> Aim
Lines containing the string "NICOLAE" are to be counted. Write only how many there are.

> Dataset listings of figures
|---|
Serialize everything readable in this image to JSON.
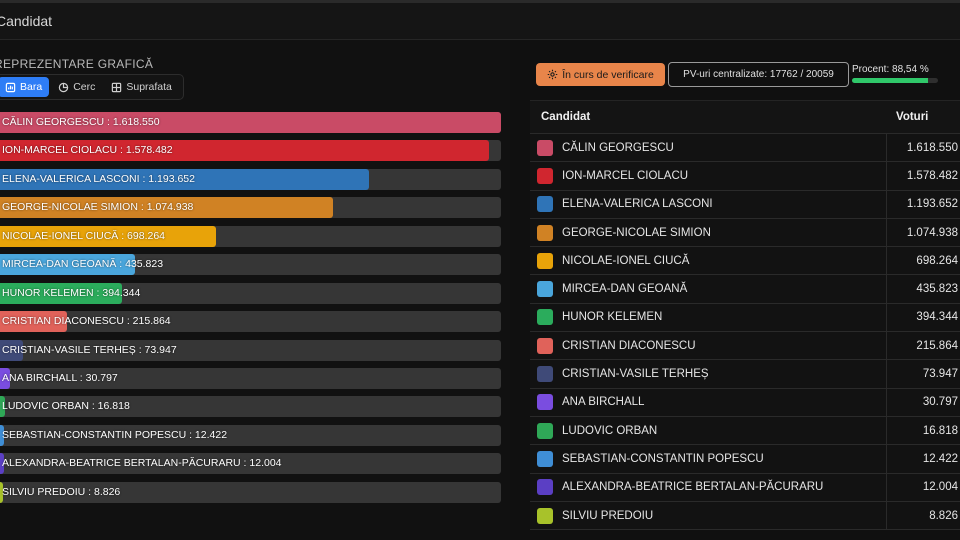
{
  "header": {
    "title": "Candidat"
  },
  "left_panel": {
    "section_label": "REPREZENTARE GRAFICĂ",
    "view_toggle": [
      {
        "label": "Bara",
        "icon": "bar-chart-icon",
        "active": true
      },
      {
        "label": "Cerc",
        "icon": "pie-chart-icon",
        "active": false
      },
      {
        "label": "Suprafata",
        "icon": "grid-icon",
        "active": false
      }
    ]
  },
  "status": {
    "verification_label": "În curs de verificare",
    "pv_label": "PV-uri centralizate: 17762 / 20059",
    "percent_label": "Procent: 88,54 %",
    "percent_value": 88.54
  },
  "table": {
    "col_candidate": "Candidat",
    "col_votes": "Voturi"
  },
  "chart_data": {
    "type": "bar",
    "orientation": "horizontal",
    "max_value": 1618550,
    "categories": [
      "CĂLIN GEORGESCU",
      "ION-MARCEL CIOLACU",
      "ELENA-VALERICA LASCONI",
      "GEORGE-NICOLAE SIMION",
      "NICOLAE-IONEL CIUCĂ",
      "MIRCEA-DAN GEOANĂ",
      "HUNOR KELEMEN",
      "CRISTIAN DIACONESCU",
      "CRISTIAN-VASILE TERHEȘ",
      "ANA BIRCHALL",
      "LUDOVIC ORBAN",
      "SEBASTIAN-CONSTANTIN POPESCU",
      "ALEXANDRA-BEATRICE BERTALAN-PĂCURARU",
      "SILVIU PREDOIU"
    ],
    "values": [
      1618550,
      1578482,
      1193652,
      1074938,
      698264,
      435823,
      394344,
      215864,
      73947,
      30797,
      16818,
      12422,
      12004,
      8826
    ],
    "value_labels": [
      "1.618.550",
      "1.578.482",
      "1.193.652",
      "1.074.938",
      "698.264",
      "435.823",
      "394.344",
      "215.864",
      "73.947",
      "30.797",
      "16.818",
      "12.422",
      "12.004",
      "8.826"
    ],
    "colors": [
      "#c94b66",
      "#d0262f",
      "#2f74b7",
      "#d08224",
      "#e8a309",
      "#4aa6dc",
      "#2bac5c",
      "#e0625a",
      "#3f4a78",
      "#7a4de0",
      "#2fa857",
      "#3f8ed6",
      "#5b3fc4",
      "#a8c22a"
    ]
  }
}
|---|
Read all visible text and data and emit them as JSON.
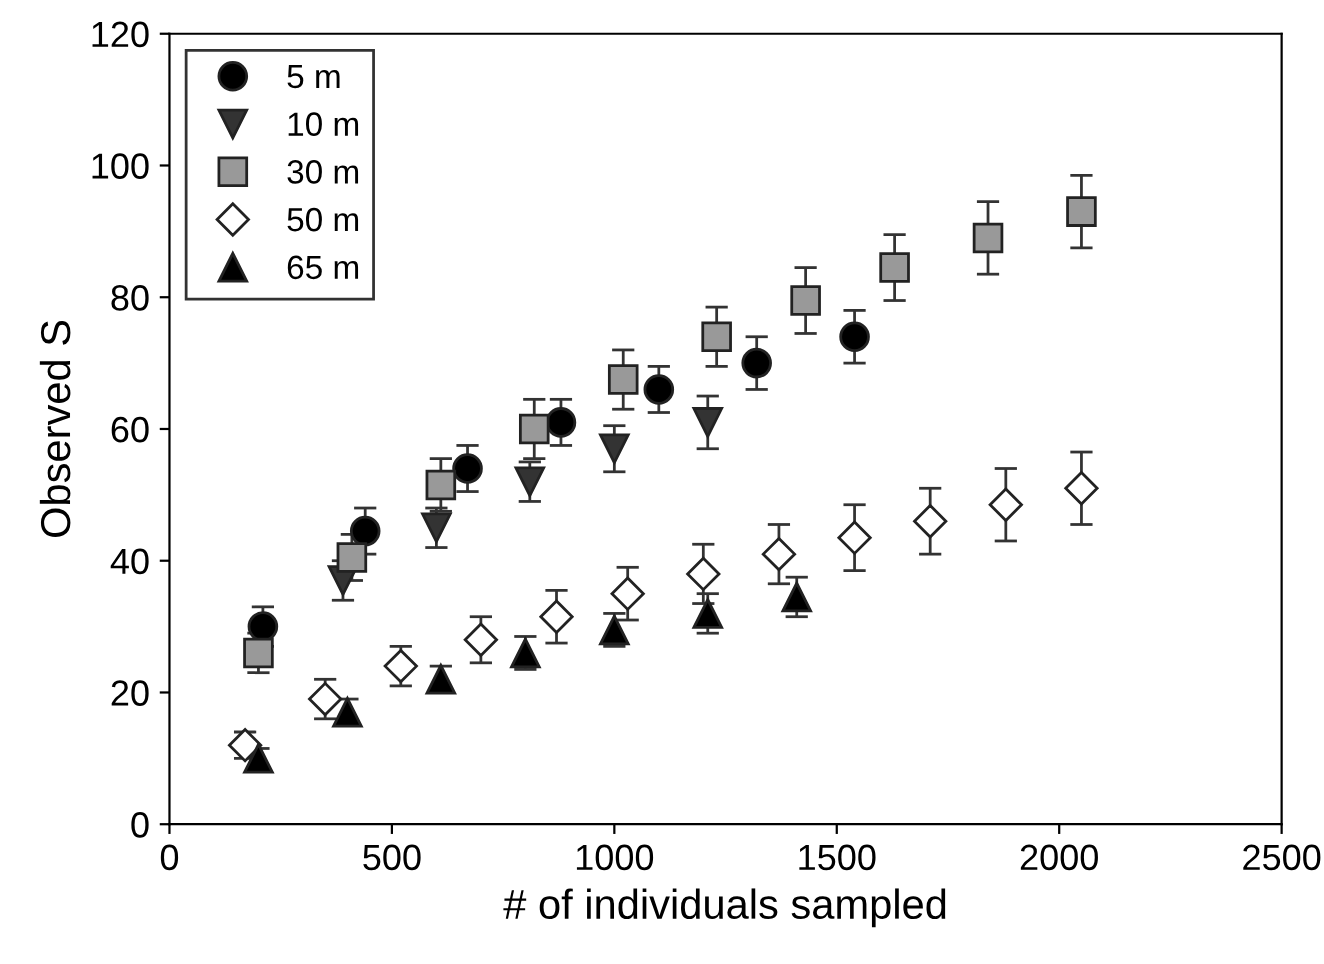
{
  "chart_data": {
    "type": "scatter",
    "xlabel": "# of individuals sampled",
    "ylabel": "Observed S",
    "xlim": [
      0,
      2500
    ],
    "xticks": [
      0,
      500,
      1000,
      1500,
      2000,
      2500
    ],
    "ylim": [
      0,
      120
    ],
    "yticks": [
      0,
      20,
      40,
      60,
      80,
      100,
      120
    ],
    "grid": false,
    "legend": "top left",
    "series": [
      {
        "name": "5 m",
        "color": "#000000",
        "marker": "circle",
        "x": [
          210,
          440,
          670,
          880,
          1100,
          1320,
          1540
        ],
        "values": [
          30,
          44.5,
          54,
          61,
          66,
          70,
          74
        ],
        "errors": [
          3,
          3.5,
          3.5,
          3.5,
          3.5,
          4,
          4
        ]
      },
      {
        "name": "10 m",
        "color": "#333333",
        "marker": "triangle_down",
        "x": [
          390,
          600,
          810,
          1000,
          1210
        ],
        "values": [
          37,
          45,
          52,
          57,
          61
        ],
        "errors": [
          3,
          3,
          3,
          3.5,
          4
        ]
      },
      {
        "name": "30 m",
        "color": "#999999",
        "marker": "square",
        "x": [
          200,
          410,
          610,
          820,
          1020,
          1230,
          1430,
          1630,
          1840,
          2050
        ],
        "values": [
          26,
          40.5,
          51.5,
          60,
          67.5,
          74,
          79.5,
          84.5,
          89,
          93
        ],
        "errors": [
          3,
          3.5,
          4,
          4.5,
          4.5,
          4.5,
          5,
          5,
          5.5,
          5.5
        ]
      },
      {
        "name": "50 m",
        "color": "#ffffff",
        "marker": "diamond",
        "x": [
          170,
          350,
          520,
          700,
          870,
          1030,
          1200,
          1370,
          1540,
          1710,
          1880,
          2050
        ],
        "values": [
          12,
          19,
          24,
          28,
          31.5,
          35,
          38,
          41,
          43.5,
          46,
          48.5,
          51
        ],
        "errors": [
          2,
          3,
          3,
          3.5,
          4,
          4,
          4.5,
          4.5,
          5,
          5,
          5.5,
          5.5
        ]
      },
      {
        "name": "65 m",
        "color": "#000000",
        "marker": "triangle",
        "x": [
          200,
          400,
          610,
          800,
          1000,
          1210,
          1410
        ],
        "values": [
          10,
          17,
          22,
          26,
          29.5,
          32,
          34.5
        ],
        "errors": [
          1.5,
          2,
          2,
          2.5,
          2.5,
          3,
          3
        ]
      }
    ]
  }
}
|---|
> Full response
2